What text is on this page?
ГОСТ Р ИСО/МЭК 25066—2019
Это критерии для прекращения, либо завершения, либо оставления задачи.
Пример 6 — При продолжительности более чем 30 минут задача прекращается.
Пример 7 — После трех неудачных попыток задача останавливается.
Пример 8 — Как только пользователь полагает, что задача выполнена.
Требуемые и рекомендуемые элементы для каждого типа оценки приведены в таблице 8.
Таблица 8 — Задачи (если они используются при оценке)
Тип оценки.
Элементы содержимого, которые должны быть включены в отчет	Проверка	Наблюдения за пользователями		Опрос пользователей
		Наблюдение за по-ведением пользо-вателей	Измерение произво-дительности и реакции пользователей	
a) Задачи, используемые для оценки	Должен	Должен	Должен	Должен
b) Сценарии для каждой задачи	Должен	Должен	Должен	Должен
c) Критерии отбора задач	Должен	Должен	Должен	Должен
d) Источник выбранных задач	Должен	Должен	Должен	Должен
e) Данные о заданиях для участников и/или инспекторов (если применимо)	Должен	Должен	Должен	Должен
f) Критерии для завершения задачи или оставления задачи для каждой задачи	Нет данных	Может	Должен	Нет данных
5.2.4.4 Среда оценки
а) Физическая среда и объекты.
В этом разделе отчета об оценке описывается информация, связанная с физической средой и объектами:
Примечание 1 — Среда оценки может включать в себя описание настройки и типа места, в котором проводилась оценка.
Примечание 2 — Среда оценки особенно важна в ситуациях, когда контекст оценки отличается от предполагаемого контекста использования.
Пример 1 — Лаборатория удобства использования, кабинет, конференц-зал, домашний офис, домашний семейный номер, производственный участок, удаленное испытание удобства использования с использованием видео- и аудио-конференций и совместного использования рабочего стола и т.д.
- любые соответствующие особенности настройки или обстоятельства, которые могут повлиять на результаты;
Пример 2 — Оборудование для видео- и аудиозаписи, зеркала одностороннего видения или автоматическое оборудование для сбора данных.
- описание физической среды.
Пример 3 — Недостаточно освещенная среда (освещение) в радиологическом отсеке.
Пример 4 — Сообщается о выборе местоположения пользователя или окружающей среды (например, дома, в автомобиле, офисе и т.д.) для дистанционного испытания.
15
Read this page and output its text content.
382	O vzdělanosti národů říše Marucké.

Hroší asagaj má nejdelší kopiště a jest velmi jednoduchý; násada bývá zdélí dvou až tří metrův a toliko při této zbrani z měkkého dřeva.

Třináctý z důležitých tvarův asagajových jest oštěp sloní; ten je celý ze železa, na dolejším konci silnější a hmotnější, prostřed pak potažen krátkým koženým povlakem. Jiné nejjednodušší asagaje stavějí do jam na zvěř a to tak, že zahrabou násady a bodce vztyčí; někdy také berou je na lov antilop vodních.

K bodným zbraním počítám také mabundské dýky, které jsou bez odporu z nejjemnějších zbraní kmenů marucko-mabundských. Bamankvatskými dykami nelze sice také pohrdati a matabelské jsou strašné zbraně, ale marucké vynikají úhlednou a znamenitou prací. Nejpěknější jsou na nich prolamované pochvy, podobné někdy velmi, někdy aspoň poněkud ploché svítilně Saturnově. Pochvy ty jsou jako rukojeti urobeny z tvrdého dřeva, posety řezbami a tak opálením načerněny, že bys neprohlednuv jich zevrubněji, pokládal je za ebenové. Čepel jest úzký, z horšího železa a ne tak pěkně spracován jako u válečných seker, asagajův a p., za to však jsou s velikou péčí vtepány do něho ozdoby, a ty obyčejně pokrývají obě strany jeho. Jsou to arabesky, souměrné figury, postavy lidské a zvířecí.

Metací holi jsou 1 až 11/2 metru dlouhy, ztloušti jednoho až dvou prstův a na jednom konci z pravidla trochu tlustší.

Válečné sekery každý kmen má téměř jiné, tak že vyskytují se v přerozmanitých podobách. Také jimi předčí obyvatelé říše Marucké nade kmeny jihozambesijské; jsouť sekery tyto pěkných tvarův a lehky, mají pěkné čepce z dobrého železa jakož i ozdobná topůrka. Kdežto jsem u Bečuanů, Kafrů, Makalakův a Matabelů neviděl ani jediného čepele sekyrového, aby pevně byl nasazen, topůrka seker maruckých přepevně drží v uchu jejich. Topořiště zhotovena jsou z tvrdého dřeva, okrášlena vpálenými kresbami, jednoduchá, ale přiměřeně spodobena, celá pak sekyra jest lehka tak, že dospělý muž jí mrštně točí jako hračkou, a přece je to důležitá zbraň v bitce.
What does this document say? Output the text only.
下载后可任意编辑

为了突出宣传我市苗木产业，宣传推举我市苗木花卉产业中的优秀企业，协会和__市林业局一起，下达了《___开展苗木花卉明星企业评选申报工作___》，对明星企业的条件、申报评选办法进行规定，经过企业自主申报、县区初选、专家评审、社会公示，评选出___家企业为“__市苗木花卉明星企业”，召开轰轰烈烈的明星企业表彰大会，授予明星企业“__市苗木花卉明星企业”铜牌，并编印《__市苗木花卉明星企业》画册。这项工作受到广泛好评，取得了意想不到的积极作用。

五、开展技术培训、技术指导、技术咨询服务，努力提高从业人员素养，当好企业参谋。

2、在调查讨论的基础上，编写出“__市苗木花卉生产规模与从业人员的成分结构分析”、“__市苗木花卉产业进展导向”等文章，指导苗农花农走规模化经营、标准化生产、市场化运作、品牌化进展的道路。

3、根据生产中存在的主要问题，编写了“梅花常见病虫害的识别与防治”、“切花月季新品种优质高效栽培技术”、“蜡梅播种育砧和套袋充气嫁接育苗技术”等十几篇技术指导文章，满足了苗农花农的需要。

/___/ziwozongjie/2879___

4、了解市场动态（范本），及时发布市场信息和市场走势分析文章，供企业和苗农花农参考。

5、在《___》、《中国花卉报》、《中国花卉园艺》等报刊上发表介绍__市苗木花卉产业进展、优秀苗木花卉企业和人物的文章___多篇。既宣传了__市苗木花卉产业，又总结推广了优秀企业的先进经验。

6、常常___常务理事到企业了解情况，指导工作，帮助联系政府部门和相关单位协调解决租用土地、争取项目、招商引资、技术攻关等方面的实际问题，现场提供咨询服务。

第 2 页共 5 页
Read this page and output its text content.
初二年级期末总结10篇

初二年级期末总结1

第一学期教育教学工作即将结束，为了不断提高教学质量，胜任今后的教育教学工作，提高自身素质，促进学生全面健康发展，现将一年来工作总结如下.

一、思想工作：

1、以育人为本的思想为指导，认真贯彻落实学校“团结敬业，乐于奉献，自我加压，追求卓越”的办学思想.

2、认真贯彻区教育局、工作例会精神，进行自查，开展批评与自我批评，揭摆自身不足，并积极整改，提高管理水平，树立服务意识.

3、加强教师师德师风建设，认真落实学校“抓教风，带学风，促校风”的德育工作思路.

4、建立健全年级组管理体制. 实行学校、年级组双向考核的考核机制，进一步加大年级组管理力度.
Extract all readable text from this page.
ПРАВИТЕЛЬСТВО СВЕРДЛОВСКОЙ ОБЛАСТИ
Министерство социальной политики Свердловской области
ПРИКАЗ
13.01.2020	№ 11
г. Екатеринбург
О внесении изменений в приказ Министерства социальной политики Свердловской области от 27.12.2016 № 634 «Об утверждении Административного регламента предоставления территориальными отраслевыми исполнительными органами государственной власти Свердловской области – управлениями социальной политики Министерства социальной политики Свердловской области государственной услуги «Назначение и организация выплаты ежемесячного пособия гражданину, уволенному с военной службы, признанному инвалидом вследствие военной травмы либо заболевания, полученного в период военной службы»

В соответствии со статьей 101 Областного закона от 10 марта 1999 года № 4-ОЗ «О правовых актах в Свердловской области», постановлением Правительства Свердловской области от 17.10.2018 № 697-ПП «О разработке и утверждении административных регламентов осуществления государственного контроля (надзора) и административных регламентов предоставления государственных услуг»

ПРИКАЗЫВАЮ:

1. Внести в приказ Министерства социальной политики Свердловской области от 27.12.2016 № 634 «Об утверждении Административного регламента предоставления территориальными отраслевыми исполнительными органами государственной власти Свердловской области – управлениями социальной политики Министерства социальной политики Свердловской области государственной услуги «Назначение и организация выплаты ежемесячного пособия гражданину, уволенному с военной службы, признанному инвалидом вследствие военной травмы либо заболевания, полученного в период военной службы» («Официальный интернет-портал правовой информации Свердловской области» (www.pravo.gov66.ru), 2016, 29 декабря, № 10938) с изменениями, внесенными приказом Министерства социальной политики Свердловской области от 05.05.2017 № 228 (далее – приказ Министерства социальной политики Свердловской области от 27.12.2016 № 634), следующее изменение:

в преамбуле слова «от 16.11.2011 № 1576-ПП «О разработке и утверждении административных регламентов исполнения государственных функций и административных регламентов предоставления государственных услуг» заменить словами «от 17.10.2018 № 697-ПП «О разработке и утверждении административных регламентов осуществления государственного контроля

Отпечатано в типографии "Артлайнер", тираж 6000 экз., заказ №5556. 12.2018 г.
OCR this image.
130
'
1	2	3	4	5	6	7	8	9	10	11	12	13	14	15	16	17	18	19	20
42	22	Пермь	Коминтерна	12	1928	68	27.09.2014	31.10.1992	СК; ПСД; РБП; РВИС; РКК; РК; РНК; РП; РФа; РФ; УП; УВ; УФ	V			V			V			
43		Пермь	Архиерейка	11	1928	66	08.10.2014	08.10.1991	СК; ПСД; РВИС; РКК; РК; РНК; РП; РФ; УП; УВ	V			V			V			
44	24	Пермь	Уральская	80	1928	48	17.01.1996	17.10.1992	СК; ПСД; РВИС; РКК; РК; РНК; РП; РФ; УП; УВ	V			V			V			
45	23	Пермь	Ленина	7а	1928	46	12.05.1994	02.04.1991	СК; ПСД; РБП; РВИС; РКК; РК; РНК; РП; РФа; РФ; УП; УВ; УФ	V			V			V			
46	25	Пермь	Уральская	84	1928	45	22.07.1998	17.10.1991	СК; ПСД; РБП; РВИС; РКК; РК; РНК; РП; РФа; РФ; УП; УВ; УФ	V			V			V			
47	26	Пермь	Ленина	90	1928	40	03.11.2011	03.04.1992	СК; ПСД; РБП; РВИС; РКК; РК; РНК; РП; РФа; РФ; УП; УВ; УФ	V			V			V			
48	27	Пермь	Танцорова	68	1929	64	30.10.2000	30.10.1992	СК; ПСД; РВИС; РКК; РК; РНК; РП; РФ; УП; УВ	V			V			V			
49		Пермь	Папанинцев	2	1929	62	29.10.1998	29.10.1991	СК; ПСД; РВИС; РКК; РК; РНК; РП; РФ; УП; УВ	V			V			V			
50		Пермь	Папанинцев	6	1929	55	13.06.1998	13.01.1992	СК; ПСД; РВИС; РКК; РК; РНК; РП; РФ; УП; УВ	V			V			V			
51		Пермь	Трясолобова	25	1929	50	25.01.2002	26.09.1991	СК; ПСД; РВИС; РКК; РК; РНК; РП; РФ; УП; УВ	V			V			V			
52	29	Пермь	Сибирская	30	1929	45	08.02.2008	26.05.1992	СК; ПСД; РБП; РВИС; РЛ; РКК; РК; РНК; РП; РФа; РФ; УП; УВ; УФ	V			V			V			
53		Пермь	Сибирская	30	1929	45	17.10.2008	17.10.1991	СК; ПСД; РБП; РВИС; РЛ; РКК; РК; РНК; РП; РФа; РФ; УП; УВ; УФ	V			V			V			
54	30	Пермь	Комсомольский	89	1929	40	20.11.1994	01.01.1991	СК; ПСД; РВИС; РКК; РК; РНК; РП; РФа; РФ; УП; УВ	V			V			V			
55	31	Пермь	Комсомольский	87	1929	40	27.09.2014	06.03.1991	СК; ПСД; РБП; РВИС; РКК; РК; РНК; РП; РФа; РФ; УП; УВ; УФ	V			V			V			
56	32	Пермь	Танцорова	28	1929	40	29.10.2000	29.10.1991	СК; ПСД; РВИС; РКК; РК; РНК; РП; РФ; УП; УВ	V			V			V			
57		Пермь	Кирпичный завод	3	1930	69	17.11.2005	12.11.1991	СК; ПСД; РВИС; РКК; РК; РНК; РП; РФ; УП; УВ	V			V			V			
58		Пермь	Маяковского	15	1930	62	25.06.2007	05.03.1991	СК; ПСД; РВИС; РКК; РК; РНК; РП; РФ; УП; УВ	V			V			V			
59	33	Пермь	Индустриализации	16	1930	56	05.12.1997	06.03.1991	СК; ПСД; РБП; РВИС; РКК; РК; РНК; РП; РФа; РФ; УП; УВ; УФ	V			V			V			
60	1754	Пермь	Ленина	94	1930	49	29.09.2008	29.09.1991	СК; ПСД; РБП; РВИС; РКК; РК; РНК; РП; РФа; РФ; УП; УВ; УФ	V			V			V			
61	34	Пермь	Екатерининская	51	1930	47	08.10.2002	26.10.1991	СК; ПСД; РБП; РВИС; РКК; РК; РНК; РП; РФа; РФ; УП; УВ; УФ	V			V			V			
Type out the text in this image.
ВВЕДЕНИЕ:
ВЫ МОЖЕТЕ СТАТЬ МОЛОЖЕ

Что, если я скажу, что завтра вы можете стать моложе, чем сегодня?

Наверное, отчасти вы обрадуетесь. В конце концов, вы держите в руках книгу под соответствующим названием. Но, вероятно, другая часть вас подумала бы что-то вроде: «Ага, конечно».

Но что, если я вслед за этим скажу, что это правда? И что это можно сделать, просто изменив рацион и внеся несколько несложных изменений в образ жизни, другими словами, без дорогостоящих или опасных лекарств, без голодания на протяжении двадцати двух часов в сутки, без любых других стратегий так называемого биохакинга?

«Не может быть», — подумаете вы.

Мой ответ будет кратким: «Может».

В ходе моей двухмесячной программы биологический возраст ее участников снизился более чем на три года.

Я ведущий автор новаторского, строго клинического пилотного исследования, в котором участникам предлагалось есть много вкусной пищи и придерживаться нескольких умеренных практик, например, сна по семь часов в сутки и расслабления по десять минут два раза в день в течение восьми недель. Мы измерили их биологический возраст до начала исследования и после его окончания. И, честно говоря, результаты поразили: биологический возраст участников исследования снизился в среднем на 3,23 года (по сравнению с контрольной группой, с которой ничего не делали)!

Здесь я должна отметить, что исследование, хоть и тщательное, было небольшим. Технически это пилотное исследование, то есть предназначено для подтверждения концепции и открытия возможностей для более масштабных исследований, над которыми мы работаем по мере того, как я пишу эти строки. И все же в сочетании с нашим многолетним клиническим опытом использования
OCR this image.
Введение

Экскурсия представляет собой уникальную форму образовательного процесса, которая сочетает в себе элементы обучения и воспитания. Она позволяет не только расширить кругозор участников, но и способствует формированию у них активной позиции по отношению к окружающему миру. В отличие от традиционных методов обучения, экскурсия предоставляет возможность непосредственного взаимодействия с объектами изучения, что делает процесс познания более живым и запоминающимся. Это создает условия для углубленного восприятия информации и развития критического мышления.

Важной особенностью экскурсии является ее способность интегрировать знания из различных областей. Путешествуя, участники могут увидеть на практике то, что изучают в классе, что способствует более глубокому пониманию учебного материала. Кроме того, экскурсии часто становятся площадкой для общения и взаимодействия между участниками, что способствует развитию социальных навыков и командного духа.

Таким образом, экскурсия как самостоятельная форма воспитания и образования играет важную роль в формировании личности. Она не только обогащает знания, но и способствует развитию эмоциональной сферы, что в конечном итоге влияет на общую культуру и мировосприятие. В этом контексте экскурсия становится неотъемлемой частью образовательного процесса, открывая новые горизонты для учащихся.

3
• • • • •
The problem: Copy every line of the records above that contains "text".

Solution to this problem:
What text is on this page?
Read this page and output its text content.
What does this document say? Output the text only.
Read this page and output its text content.
Extract all readable text from this page.
Type out the text in this image.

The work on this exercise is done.